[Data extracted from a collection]

_ _ _ _ _ _ _

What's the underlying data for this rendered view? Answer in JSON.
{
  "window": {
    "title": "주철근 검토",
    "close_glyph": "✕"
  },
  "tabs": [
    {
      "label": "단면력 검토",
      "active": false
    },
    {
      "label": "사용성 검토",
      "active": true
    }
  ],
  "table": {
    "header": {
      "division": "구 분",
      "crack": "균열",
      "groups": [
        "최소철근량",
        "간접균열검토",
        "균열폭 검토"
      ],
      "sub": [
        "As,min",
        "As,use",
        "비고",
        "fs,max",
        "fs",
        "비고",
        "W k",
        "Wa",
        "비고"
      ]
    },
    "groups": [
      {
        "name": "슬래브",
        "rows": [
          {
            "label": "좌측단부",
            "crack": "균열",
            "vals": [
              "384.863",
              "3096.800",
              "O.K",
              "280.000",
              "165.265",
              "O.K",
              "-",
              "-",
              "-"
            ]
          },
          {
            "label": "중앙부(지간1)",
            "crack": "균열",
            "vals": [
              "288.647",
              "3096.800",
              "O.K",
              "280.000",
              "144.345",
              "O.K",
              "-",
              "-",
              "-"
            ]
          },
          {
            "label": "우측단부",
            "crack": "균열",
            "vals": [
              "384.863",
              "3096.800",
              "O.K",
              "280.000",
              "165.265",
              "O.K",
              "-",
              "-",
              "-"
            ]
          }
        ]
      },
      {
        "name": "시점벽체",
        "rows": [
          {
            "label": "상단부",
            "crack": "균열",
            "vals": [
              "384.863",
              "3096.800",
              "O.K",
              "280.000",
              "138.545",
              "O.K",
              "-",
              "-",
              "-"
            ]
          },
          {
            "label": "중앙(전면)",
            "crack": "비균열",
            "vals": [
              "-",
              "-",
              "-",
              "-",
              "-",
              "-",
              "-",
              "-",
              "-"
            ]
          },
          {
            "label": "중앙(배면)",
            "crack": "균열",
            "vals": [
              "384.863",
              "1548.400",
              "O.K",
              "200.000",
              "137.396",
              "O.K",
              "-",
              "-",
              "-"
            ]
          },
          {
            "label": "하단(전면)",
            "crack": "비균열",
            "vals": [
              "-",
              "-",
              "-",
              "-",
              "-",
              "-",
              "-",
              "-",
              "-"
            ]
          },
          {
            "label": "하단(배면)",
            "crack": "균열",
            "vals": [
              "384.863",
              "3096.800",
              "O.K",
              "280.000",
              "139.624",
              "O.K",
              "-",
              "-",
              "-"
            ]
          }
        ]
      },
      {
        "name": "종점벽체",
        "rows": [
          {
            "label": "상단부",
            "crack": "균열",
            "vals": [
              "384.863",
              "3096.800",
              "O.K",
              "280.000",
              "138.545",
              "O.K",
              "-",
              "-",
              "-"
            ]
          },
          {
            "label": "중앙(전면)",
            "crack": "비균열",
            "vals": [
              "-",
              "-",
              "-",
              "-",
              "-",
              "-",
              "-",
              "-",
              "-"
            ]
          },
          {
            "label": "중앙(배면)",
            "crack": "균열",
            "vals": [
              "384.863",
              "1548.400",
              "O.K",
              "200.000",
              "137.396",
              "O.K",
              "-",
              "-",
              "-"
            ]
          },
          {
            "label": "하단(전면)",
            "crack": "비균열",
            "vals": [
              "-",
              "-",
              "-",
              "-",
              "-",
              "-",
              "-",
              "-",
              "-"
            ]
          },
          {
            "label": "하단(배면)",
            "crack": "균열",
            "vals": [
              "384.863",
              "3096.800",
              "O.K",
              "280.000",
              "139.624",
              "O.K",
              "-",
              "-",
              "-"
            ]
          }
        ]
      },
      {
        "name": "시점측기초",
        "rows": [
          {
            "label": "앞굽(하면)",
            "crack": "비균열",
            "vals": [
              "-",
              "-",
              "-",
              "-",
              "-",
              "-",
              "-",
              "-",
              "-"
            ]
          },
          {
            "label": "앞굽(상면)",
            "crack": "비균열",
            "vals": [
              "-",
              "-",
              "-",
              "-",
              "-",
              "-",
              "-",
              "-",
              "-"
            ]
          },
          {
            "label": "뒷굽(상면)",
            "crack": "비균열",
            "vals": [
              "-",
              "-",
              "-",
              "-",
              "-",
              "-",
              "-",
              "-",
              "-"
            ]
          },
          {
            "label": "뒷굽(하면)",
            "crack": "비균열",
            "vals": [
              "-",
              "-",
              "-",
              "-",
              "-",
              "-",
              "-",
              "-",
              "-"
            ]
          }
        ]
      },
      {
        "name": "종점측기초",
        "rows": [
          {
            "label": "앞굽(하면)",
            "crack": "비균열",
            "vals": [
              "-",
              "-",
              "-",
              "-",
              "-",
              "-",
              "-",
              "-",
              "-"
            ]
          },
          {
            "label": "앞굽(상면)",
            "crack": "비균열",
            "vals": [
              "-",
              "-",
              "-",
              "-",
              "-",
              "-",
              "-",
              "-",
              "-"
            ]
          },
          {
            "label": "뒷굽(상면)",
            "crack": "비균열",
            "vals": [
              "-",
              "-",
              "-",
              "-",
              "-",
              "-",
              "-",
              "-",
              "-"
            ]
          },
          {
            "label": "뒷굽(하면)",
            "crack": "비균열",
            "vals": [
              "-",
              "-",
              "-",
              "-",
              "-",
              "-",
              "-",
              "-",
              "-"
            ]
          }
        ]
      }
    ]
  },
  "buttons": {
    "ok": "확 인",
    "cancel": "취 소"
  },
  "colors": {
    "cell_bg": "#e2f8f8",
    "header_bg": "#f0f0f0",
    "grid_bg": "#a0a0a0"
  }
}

_ _ _ _ _ _ _

--- What you have to do ---
All of the entries must be written out exactly as they stand.

--- The result ---
What's the underlying data for this rendered view? Answer in JSON.
{
  "window": {
    "title": "주철근 검토",
    "close_glyph": "✕"
  },
  "tabs": [
    {
      "label": "단면력 검토",
      "active": false
    },
    {
      "label": "사용성 검토",
      "active": true
    }
  ],
  "table": {
    "header": {
      "division": "구 분",
      "crack": "균열",
      "groups": [
        "최소철근량",
        "간접균열검토",
        "균열폭 검토"
      ],
      "sub": [
        "As,min",
        "As,use",
        "비고",
        "fs,max",
        "fs",
        "비고",
        "W k",
        "Wa",
        "비고"
      ]
    },
    "groups": [
      {
        "name": "슬래브",
        "rows": [
          {
            "label": "좌측단부",
            "crack": "균열",
            "vals": [
              "384.863",
              "3096.800",
              "O.K",
              "280.000",
              "165.265",
              "O.K",
              "-",
              "-",
              "-"
            ]
          },
          {
            "label": "중앙부(지간1)",
            "crack": "균열",
            "vals": [
              "288.647",
              "3096.800",
              "O.K",
              "280.000",
              "144.345",
              "O.K",
              "-",
              "-",
              "-"
            ]
          },
          {
            "label": "우측단부",
            "crack": "균열",
            "vals": [
              "384.863",
              "3096.800",
              "O.K",
              "280.000",
              "165.265",
              "O.K",
              "-",
              "-",
              "-"
            ]
          }
        ]
      },
      {
        "name": "시점벽체",
        "rows": [
          {
            "label": "상단부",
            "crack": "균열",
            "vals": [
              "384.863",
              "3096.800",
              "O.K",
              "280.000",
              "138.545",
              "O.K",
              "-",
              "-",
              "-"
            ]
          },
          {
            "label": "중앙(전면)",
            "crack": "비균열",
            "vals": [
              "-",
              "-",
              "-",
              "-",
              "-",
              "-",
              "-",
              "-",
              "-"
            ]
          },
          {
            "label": "중앙(배면)",
            "crack": "균열",
            "vals": [
              "384.863",
              "1548.400",
              "O.K",
              "200.000",
              "137.396",
              "O.K",
              "-",
              "-",
              "-"
            ]
          },
          {
            "label": "하단(전면)",
            "crack": "비균열",
            "vals": [
              "-",
              "-",
              "-",
              "-",
              "-",
              "-",
              "-",
              "-",
              "-"
            ]
          },
          {
            "label": "하단(배면)",
            "crack": "균열",
            "vals": [
              "384.863",
              "3096.800",
              "O.K",
              "280.000",
              "139.624",
              "O.K",
              "-",
              "-",
              "-"
            ]
          }
        ]
      },
      {
        "name": "종점벽체",
        "rows": [
          {
            "label": "상단부",
            "crack": "균열",
            "vals": [
              "384.863",
              "3096.800",
              "O.K",
              "280.000",
              "138.545",
              "O.K",
              "-",
              "-",
              "-"
            ]
          },
          {
            "label": "중앙(전면)",
            "crack": "비균열",
            "vals": [
              "-",
              "-",
              "-",
              "-",
              "-",
              "-",
              "-",
              "-",
              "-"
            ]
          },
          {
            "label": "중앙(배면)",
            "crack": "균열",
            "vals": [
              "384.863",
              "1548.400",
              "O.K",
              "200.000",
              "137.396",
              "O.K",
              "-",
              "-",
              "-"
            ]
          },
          {
            "label": "하단(전면)",
            "crack": "비균열",
            "vals": [
              "-",
              "-",
              "-",
              "-",
              "-",
              "-",
              "-",
              "-",
              "-"
            ]
          },
          {
            "label": "하단(배면)",
            "crack": "균열",
            "vals": [
              "384.863",
              "3096.800",
              "O.K",
              "280.000",
              "139.624",
              "O.K",
              "-",
              "-",
              "-"
            ]
          }
        ]
      },
      {
        "name": "시점측기초",
        "rows": [
          {
            "label": "앞굽(하면)",
            "crack": "비균열",
            "vals": [
              "-",
              "-",
              "-",
              "-",
              "-",
              "-",
              "-",
              "-",
              "-"
            ]
          },
          {
            "label": "앞굽(상면)",
            "crack": "비균열",
            "vals": [
              "-",
              "-",
              "-",
              "-",
              "-",
              "-",
              "-",
              "-",
              "-"
            ]
          },
          {
            "label": "뒷굽(상면)",
            "crack": "비균열",
            "vals": [
              "-",
              "-",
              "-",
              "-",
              "-",
              "-",
              "-",
              "-",
              "-"
            ]
          },
          {
            "label": "뒷굽(하면)",
            "crack": "비균열",
            "vals": [
              "-",
              "-",
              "-",
              "-",
              "-",
              "-",
              "-",
              "-",
              "-"
            ]
          }
        ]
      },
      {
        "name": "종점측기초",
        "rows": [
          {
            "label": "앞굽(하면)",
            "crack": "비균열",
            "vals": [
              "-",
              "-",
              "-",
              "-",
              "-",
              "-",
              "-",
              "-",
              "-"
            ]
          },
          {
            "label": "앞굽(상면)",
            "crack": "비균열",
            "vals": [
              "-",
              "-",
              "-",
              "-",
              "-",
              "-",
              "-",
              "-",
              "-"
            ]
          },
          {
            "label": "뒷굽(상면)",
            "crack": "비균열",
            "vals": [
              "-",
              "-",
              "-",
              "-",
              "-",
              "-",
              "-",
              "-",
              "-"
            ]
          },
          {
            "label": "뒷굽(하면)",
            "crack": "비균열",
            "vals": [
              "-",
              "-",
              "-",
              "-",
              "-",
              "-",
              "-",
              "-",
              "-"
            ]
          }
        ]
      }
    ]
  },
  "buttons": {
    "ok": "확 인",
    "cancel": "취 소"
  },
  "colors": {
    "cell_bg": "#e2f8f8",
    "header_bg": "#f0f0f0",
    "grid_bg": "#a0a0a0"
  }
}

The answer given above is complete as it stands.